**WHAT TO DO**
From the material below, output as a JSON list of strings the lines starting at the line that contains "y-tick-label: 1200 bbox=[54, 303, 88, 321]" and ending at the line that contains "point bbox=[348, 486, 360, 498]", one string per line, with blank lines omitted.

»»

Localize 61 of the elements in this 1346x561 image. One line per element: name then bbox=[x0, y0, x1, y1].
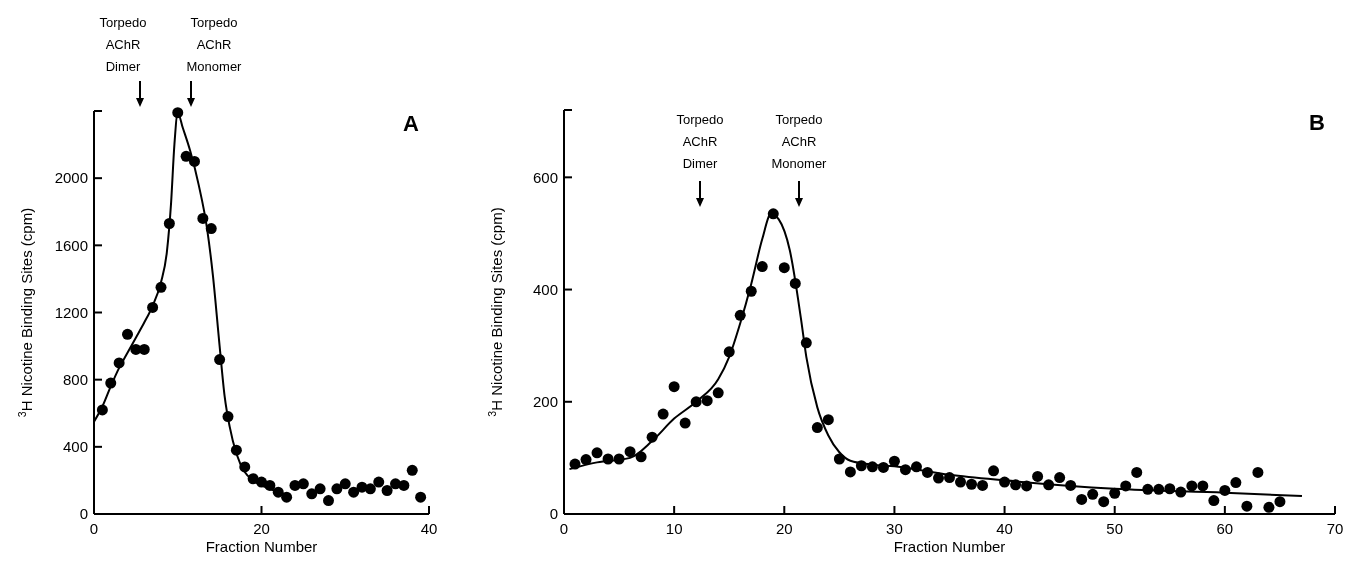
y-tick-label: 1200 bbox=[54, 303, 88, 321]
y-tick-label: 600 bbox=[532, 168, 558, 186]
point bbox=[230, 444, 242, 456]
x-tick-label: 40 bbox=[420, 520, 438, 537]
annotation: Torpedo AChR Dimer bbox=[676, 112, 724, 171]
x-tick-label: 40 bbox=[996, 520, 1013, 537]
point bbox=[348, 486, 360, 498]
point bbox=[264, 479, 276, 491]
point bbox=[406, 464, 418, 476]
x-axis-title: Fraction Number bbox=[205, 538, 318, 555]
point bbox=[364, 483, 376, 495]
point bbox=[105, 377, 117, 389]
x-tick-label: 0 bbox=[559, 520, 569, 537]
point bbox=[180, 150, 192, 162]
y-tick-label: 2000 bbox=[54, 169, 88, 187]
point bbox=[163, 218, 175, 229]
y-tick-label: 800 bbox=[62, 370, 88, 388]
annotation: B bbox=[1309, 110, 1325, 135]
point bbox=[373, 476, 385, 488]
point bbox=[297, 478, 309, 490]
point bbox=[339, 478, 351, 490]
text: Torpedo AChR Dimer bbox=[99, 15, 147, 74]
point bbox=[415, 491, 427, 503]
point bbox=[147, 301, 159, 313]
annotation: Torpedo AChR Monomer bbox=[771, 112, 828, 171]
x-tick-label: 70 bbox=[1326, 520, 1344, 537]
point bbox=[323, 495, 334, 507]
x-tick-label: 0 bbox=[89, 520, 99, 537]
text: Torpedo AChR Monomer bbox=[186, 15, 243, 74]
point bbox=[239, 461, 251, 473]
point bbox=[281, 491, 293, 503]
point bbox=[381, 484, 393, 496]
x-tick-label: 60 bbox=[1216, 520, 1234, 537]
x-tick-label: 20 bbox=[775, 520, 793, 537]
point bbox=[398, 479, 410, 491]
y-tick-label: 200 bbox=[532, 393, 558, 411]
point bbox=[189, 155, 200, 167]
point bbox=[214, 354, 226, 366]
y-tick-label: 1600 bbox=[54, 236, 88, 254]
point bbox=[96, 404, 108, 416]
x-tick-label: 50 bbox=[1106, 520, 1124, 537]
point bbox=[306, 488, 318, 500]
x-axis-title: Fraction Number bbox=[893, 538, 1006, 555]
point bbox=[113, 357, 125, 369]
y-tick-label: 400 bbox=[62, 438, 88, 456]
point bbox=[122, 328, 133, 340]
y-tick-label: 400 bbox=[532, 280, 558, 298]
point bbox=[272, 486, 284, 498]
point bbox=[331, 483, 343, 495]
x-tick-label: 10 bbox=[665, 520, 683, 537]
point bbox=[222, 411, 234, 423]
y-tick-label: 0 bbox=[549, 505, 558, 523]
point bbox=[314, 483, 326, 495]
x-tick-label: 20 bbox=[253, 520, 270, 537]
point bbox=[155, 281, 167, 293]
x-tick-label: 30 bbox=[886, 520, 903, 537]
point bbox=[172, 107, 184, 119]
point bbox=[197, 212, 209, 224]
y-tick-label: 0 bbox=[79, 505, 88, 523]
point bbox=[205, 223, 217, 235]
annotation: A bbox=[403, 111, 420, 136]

««

**TASK ANSWER**
[
  "y-tick-label: 1200 bbox=[54, 303, 88, 321]",
  "y-tick-label: 600 bbox=[532, 168, 558, 186]",
  "point bbox=[230, 444, 242, 456]",
  "x-tick-label: 40 bbox=[420, 520, 438, 537]",
  "annotation: Torpedo AChR Dimer bbox=[676, 112, 724, 171]",
  "x-tick-label: 40 bbox=[996, 520, 1013, 537]",
  "point bbox=[348, 486, 360, 498]"
]